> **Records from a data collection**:
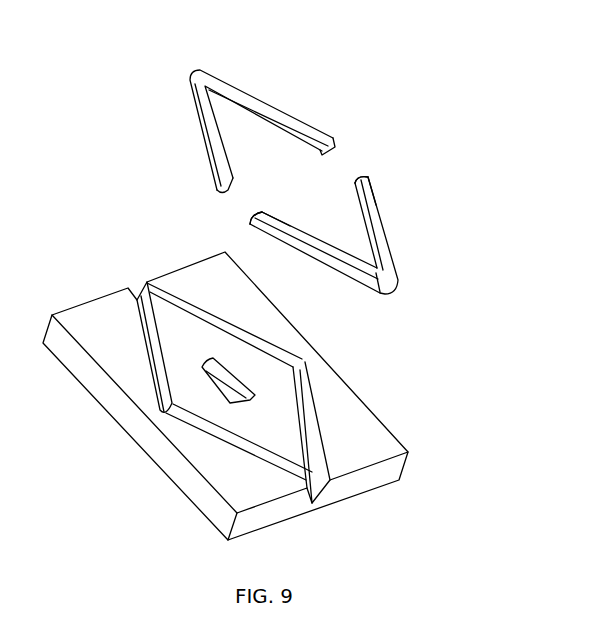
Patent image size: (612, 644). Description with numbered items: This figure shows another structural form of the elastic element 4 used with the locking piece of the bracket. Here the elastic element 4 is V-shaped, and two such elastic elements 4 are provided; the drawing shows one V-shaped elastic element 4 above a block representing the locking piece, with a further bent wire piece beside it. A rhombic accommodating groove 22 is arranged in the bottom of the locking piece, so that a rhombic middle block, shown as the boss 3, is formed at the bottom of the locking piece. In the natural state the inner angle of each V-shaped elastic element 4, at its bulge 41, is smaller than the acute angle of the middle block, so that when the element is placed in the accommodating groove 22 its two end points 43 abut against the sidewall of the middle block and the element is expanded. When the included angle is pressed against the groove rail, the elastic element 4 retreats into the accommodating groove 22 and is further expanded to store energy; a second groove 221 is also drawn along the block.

The elastic element 4 is at (324, 153).
The bulge 41 is at (398, 284).
The end point 43 is at (262, 214).
The boss 3 is at (263, 375).
The accommodating groove 22 is at (157, 403).
The second groove 221 is at (293, 437).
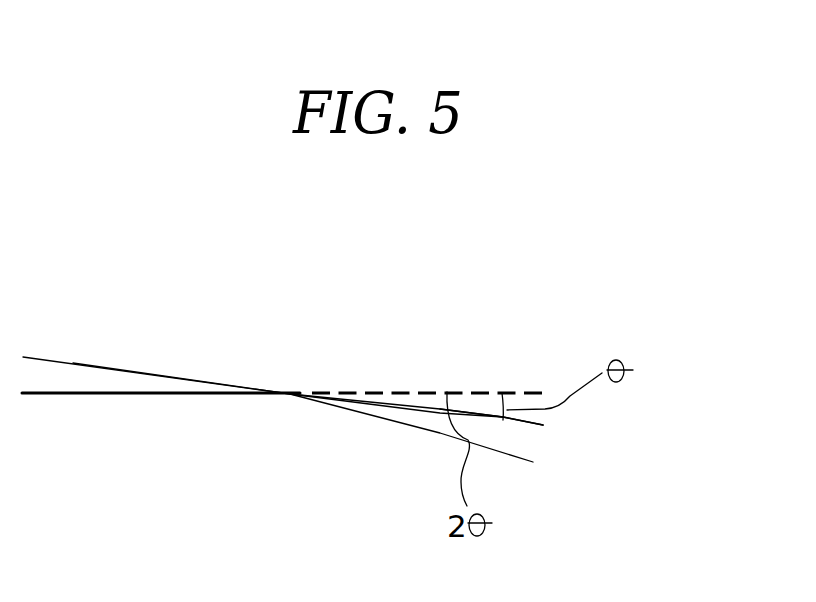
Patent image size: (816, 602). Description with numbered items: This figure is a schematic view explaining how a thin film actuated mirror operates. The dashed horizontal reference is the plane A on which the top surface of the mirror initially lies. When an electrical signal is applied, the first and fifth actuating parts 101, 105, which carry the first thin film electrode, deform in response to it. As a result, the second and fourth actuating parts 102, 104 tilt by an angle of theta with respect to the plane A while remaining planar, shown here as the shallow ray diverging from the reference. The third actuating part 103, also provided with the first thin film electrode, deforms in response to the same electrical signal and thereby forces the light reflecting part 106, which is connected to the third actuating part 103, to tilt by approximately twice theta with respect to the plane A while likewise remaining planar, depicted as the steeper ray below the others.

The plane A is at (531, 392).
The second actuating part 102 is at (283, 349).
The fourth actuating part 104 is at (86, 362).
The first actuating part 101 is at (605, 438).
The fifth actuating part 105 is at (522, 423).
The third actuating part 103 is at (454, 483).
The light reflecting part 106 is at (500, 452).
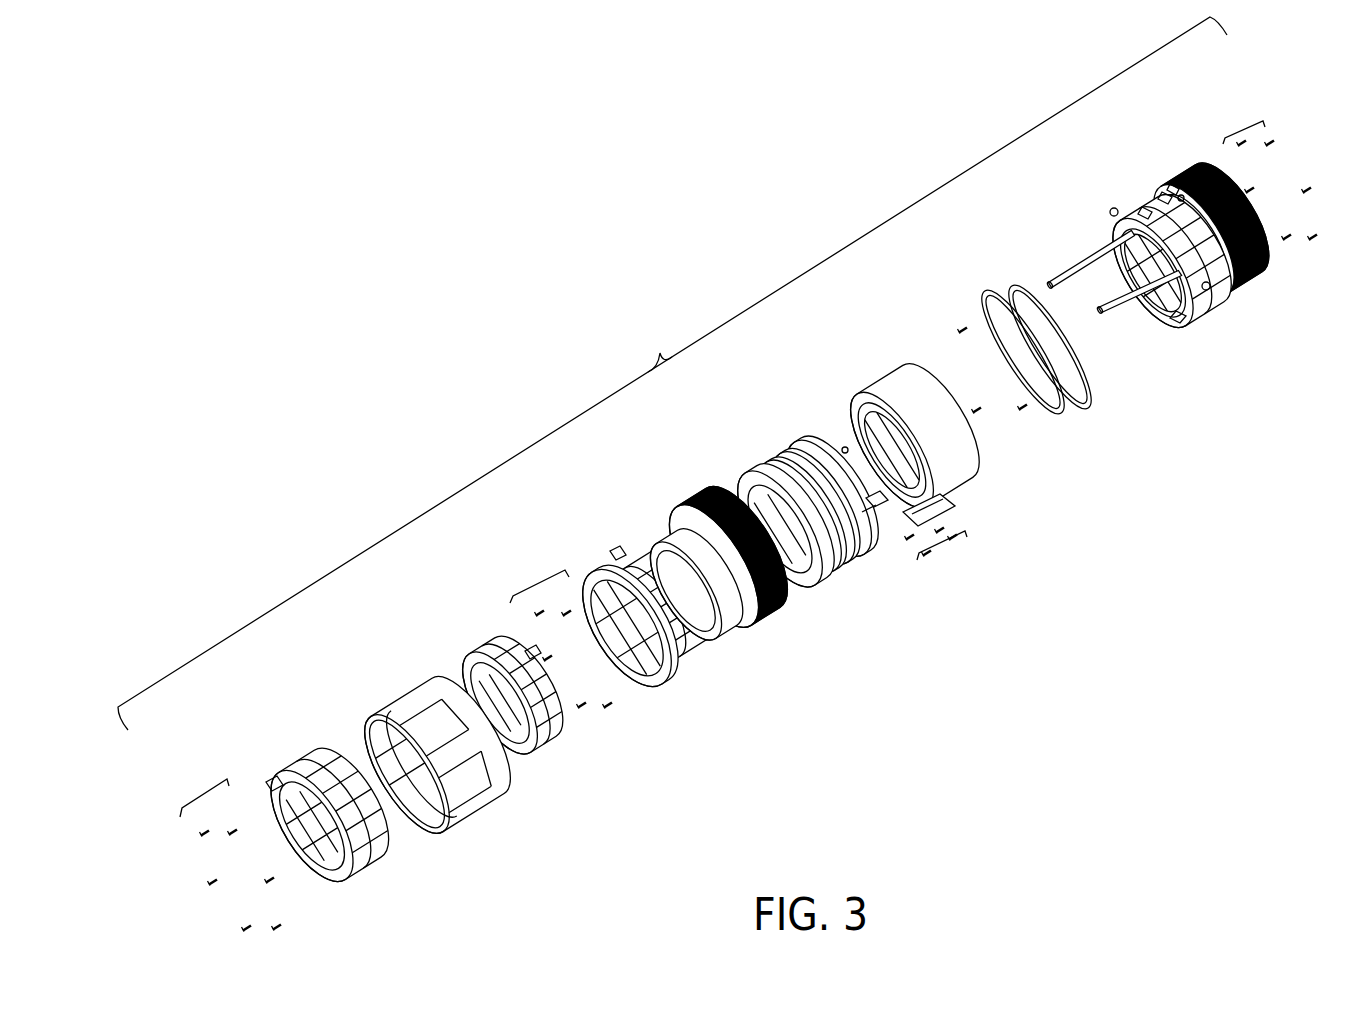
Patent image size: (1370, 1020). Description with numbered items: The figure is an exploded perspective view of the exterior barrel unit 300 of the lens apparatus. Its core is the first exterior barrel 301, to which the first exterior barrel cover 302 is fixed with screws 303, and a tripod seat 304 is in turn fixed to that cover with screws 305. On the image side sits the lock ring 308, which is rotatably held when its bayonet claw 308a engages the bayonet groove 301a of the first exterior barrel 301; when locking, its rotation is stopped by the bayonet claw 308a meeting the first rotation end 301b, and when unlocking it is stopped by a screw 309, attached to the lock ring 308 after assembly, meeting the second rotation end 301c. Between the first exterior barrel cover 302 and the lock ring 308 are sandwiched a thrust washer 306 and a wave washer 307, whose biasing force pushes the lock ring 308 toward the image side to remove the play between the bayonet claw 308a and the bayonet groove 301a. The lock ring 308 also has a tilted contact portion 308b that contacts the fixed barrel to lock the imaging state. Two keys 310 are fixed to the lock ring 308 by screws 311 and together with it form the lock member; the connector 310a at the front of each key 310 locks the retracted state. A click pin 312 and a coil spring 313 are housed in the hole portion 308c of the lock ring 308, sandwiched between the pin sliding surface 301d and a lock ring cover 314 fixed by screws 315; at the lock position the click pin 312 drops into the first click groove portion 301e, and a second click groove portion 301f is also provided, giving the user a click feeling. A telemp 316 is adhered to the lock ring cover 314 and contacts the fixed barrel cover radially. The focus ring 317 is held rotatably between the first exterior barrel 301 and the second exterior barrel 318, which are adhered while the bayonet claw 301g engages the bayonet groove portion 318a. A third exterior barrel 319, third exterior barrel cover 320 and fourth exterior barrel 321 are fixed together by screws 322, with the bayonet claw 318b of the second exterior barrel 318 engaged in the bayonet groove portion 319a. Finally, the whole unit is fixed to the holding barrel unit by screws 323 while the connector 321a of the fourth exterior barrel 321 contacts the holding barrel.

The exterior barrel unit 300 is at (672, 373).
The first exterior barrel 301 is at (827, 459).
The bayonet groove 301a is at (876, 500).
The first rotation end 301b is at (855, 455).
The second rotation end 301c is at (870, 512).
The pin sliding surface 301d is at (827, 433).
The first click groove portion 301e is at (817, 433).
The second click groove portion 301f is at (845, 448).
The bayonet claw 301g is at (748, 467).
The first exterior barrel cover 302 is at (897, 380).
The screws 303 is at (960, 325).
The tripod seat 304 is at (950, 501).
The screws 305 is at (947, 567).
The thrust washer 306 is at (985, 313).
The wave washer 307 is at (1010, 297).
The lock ring 308 is at (1163, 247).
The bayonet claw 308a is at (1178, 320).
The contact portion 308b is at (1143, 216).
The hole portion 308c is at (1163, 200).
The screw 309 is at (1160, 203).
The key 310 is at (1092, 294).
The connector 310a is at (1048, 279).
The screws 311 is at (1112, 210).
The click pin 312 is at (1172, 193).
The coil spring 313 is at (1181, 195).
The lock ring cover 314 is at (1197, 170).
The screws 315 is at (1245, 128).
The telemp 316 is at (1240, 303).
The focus ring 317 is at (710, 493).
The second exterior barrel 318 is at (654, 579).
The bayonet groove portion 318a is at (695, 528).
The bayonet claw 318b is at (589, 532).
The third exterior barrel 319 is at (508, 665).
The bayonet groove portion 319a is at (530, 653).
The third exterior barrel cover 320 is at (413, 685).
The fourth exterior barrel 321 is at (317, 780).
The connector 321a is at (270, 777).
The screws 322 is at (540, 585).
The screws 323 is at (210, 794).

> **Exercise objective**: Print all of the records above without any changes, and omit the pictures.

> **Answer to the task**:
Patent image size: (612, 644). Description with numbered items: This figure shows another structural form of the elastic element 4 used with the locking piece of the bracket. Here the elastic element 4 is V-shaped, and two such elastic elements 4 are provided; the drawing shows one V-shaped elastic element 4 above a block representing the locking piece, with a further bent wire piece beside it. A rhombic accommodating groove 22 is arranged in the bottom of the locking piece, so that a rhombic middle block, shown as the boss 3, is formed at the bottom of the locking piece. In the natural state the inner angle of each V-shaped elastic element 4, at its bulge 41, is smaller than the acute angle of the middle block, so that when the element is placed in the accommodating groove 22 its two end points 43 abut against the sidewall of the middle block and the element is expanded. When the included angle is pressed against the groove rail, the elastic element 4 retreats into the accommodating groove 22 and is further expanded to store energy; a second groove 221 is also drawn along the block.

The elastic element 4 is at (324, 153).
The bulge 41 is at (398, 284).
The end point 43 is at (262, 214).
The boss 3 is at (263, 375).
The accommodating groove 22 is at (157, 403).
The second groove 221 is at (293, 437).
Patent image size: (816, 602). Description with numbered items: This figure is a schematic view explaining how a thin film actuated mirror operates. The dashed horizontal reference is the plane A on which the top surface of the mirror initially lies. When an electrical signal is applied, the first and fifth actuating parts 101, 105, which carry the first thin film electrode, deform in response to it. As a result, the second and fourth actuating parts 102, 104 tilt by an angle of theta with respect to the plane A while remaining planar, shown here as the shallow ray diverging from the reference. The third actuating part 103, also provided with the first thin film electrode, deforms in response to the same electrical signal and thereby forces the light reflecting part 106, which is connected to the third actuating part 103, to tilt by approximately twice theta with respect to the plane A while likewise remaining planar, depicted as the steeper ray below the others.

The plane A is at (531, 392).
The second actuating part 102 is at (283, 349).
The fourth actuating part 104 is at (86, 362).
The first actuating part 101 is at (605, 438).
The fifth actuating part 105 is at (522, 423).
The third actuating part 103 is at (454, 483).
The light reflecting part 106 is at (500, 452).
Patent image size: (1370, 1020). Description with numbered items: The figure is an exploded perspective view of the exterior barrel unit 300 of the lens apparatus. Its core is the first exterior barrel 301, to which the first exterior barrel cover 302 is fixed with screws 303, and a tripod seat 304 is in turn fixed to that cover with screws 305. On the image side sits the lock ring 308, which is rotatably held when its bayonet claw 308a engages the bayonet groove 301a of the first exterior barrel 301; when locking, its rotation is stopped by the bayonet claw 308a meeting the first rotation end 301b, and when unlocking it is stopped by a screw 309, attached to the lock ring 308 after assembly, meeting the second rotation end 301c. Between the first exterior barrel cover 302 and the lock ring 308 are sandwiched a thrust washer 306 and a wave washer 307, whose biasing force pushes the lock ring 308 toward the image side to remove the play between the bayonet claw 308a and the bayonet groove 301a. The lock ring 308 also has a tilted contact portion 308b that contacts the fixed barrel to lock the imaging state. Two keys 310 are fixed to the lock ring 308 by screws 311 and together with it form the lock member; the connector 310a at the front of each key 310 locks the retracted state. A click pin 312 and a coil spring 313 are housed in the hole portion 308c of the lock ring 308, sandwiched between the pin sliding surface 301d and a lock ring cover 314 fixed by screws 315; at the lock position the click pin 312 drops into the first click groove portion 301e, and a second click groove portion 301f is also provided, giving the user a click feeling. A telemp 316 is adhered to the lock ring cover 314 and contacts the fixed barrel cover radially. The focus ring 317 is held rotatably between the first exterior barrel 301 and the second exterior barrel 318, which are adhered while the bayonet claw 301g engages the bayonet groove portion 318a. A third exterior barrel 319, third exterior barrel cover 320 and fourth exterior barrel 321 are fixed together by screws 322, with the bayonet claw 318b of the second exterior barrel 318 engaged in the bayonet groove portion 319a. Finally, the whole unit is fixed to the holding barrel unit by screws 323 while the connector 321a of the fourth exterior barrel 321 contacts the holding barrel.

The exterior barrel unit 300 is at (672, 373).
The first exterior barrel 301 is at (827, 459).
The bayonet groove 301a is at (876, 500).
The first rotation end 301b is at (855, 455).
The second rotation end 301c is at (870, 512).
The pin sliding surface 301d is at (827, 433).
The first click groove portion 301e is at (817, 433).
The second click groove portion 301f is at (845, 448).
The bayonet claw 301g is at (748, 467).
The first exterior barrel cover 302 is at (897, 380).
The screws 303 is at (960, 325).
The tripod seat 304 is at (950, 501).
The screws 305 is at (947, 567).
The thrust washer 306 is at (985, 313).
The wave washer 307 is at (1010, 297).
The lock ring 308 is at (1163, 247).
The bayonet claw 308a is at (1178, 320).
The contact portion 308b is at (1143, 216).
The hole portion 308c is at (1163, 200).
The screw 309 is at (1160, 203).
The key 310 is at (1092, 294).
The connector 310a is at (1048, 279).
The screws 311 is at (1112, 210).
The click pin 312 is at (1172, 193).
The coil spring 313 is at (1181, 195).
The lock ring cover 314 is at (1197, 170).
The screws 315 is at (1245, 128).
The telemp 316 is at (1240, 303).
The focus ring 317 is at (710, 493).
The second exterior barrel 318 is at (654, 579).
The bayonet groove portion 318a is at (695, 528).
The bayonet claw 318b is at (589, 532).
The third exterior barrel 319 is at (508, 665).
The bayonet groove portion 319a is at (530, 653).
The third exterior barrel cover 320 is at (413, 685).
The fourth exterior barrel 321 is at (317, 780).
The connector 321a is at (270, 777).
The screws 322 is at (540, 585).
The screws 323 is at (210, 794).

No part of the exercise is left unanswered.